— begin DATA SHOWN —

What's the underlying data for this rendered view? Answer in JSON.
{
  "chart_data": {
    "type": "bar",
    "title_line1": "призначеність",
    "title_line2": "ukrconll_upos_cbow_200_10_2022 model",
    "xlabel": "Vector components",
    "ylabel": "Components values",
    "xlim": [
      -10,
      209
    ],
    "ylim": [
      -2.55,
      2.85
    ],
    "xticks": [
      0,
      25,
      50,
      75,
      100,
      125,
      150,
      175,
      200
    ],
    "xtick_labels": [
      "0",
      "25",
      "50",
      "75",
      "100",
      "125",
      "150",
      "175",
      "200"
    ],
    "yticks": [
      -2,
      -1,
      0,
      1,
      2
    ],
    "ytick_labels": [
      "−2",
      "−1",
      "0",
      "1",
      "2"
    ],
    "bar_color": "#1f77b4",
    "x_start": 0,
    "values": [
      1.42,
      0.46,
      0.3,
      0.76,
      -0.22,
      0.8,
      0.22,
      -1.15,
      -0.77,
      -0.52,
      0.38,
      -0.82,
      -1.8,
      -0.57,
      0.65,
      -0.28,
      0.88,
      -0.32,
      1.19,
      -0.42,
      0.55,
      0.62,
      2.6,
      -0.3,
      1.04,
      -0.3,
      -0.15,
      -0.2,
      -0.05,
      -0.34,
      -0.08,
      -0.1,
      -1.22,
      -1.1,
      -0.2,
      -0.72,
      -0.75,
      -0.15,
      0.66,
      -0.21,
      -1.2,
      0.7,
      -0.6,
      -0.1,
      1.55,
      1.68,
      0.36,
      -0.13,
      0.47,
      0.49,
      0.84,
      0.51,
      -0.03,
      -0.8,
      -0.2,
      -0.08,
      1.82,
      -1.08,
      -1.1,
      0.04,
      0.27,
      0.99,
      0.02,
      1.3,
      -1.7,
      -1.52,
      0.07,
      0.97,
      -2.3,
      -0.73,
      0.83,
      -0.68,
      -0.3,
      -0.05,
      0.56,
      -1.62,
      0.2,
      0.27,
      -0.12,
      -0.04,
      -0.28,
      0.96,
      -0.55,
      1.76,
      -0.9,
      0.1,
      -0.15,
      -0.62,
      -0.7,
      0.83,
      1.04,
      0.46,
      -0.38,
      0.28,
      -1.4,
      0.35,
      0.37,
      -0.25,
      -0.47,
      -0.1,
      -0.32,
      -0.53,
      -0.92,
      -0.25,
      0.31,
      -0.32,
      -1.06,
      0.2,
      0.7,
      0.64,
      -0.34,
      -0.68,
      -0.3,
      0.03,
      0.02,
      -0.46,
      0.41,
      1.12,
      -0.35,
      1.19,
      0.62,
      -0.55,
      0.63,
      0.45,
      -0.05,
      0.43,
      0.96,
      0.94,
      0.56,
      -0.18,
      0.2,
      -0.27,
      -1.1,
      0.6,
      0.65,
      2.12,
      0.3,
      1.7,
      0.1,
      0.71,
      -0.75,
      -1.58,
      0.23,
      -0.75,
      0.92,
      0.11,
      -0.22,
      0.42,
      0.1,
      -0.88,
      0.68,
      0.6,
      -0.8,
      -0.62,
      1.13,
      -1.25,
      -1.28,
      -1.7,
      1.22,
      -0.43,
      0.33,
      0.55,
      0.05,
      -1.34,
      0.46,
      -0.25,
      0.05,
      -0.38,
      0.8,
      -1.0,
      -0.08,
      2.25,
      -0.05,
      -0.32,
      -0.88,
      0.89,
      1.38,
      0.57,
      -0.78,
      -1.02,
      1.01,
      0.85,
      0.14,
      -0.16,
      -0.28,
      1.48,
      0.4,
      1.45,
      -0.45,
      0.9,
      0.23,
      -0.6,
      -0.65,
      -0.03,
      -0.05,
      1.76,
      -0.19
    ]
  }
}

— end DATA SHOWN —
— begin DATA SHOWN —

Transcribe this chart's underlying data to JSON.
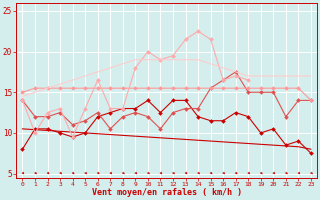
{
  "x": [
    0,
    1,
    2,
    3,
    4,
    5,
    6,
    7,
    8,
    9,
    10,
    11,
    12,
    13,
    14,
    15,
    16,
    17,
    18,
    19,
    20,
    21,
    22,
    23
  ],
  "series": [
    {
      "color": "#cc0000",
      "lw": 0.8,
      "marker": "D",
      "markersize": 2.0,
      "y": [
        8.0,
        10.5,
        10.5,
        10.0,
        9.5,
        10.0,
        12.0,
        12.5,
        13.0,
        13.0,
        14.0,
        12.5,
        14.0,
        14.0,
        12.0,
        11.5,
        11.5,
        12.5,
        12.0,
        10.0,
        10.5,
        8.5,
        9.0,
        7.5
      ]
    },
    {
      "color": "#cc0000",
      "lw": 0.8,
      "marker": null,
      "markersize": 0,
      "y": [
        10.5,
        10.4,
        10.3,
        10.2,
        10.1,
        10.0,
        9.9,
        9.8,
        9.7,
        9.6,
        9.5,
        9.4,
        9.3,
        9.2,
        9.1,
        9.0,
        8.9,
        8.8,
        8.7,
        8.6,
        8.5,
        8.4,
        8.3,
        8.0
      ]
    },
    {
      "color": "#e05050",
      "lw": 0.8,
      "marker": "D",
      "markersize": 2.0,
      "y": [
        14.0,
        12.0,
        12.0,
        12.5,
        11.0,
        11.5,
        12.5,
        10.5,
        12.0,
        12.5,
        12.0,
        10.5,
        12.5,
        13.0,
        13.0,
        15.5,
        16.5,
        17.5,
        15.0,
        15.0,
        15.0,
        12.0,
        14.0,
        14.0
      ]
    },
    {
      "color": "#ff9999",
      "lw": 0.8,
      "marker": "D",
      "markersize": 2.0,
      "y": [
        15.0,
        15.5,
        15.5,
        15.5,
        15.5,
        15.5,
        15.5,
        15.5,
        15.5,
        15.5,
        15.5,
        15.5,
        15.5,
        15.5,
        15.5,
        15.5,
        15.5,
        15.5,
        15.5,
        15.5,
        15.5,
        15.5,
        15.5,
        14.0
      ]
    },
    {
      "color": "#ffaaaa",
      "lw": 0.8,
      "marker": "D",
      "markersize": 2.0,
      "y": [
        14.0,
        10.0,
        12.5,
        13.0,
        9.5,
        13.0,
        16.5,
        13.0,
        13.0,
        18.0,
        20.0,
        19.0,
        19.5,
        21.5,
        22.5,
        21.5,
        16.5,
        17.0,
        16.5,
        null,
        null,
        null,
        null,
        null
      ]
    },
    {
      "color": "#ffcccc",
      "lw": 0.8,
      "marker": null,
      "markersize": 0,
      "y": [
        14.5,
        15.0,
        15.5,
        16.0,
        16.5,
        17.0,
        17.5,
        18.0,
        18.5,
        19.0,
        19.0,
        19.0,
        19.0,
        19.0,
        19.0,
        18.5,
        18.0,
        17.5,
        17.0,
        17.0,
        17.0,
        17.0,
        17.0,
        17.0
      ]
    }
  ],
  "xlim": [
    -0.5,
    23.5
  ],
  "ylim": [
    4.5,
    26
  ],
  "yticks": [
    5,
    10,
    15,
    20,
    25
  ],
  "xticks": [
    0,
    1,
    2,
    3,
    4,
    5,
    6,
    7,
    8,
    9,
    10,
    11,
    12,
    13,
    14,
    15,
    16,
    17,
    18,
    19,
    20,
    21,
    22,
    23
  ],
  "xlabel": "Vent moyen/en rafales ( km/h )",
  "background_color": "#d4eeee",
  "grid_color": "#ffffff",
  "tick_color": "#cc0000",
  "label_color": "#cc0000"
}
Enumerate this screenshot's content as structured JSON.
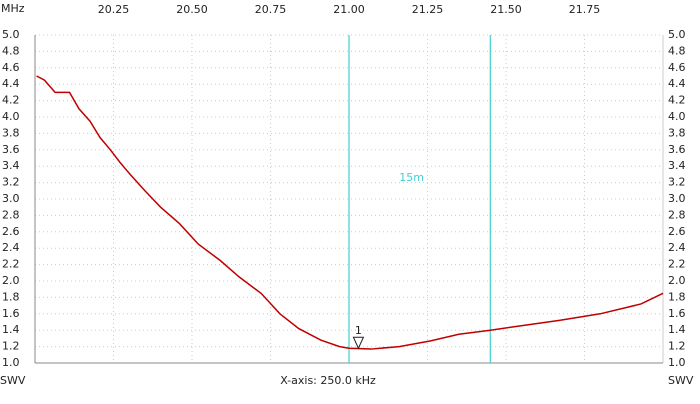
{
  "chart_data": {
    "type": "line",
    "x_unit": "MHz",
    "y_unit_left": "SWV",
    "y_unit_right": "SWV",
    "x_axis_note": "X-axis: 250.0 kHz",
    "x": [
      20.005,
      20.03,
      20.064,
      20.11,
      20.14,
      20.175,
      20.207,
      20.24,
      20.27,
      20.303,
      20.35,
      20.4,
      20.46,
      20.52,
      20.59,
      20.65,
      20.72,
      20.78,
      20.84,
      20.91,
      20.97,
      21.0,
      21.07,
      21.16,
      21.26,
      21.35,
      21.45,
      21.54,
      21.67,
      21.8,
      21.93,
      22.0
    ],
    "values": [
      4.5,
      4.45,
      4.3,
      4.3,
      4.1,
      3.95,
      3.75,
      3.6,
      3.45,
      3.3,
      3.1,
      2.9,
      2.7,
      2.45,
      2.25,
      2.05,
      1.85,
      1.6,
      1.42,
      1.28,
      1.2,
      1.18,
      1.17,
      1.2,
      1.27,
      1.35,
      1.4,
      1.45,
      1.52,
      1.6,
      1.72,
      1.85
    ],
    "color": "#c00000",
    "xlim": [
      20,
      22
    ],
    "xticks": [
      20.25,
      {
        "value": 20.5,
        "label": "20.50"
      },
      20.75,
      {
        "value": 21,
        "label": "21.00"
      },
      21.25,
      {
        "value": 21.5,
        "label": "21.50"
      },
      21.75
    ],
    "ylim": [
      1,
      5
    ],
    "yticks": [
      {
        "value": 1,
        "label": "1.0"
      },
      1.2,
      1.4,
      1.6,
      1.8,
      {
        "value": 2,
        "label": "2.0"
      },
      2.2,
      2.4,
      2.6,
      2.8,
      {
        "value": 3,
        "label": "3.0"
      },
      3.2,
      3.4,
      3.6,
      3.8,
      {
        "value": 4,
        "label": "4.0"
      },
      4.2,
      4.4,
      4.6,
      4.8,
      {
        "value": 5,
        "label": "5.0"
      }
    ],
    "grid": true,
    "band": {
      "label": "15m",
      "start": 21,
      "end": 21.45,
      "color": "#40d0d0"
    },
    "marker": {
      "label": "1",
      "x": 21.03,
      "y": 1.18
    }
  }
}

— end DATA SHOWN —

> **EXERCISE PROMPT**:
Display every line of the listing that contains the string "this".

> **FINISHED TASK**:
What's the underlying data for this rendered view? Answer in JSON.
Transcribe this chart's underlying data to JSON.
Enumerate this screenshot's content as structured JSON.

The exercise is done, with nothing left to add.